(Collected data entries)

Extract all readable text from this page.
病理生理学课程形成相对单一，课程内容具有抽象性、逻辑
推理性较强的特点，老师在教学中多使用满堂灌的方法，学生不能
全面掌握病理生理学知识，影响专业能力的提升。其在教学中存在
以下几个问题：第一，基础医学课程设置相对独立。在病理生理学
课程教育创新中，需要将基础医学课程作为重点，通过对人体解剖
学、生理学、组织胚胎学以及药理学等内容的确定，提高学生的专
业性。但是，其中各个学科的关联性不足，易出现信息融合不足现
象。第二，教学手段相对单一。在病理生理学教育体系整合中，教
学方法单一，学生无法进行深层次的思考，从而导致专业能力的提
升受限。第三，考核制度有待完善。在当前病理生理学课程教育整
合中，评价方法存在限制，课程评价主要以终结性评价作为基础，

## EXERCISE PROMPT
Repeat every entry exactly as written above.

## EXERCISE SOLUTION
Extract all readable text from this page.
病理生理学课程形成相对单一，课程内容具有抽象性、逻辑
推理性较强的特点，老师在教学中多使用满堂灌的方法，学生不能
全面掌握病理生理学知识，影响专业能力的提升。其在教学中存在
以下几个问题：第一，基础医学课程设置相对独立。在病理生理学
课程教育创新中，需要将基础医学课程作为重点，通过对人体解剖
学、生理学、组织胚胎学以及药理学等内容的确定，提高学生的专
业性。但是，其中各个学科的关联性不足，易出现信息融合不足现
象。第二，教学手段相对单一。在病理生理学教育体系整合中，教
学方法单一，学生无法进行深层次的思考，从而导致专业能力的提
升受限。第三，考核制度有待完善。在当前病理生理学课程教育整
合中，评价方法存在限制，课程评价主要以终结性评价作为基础，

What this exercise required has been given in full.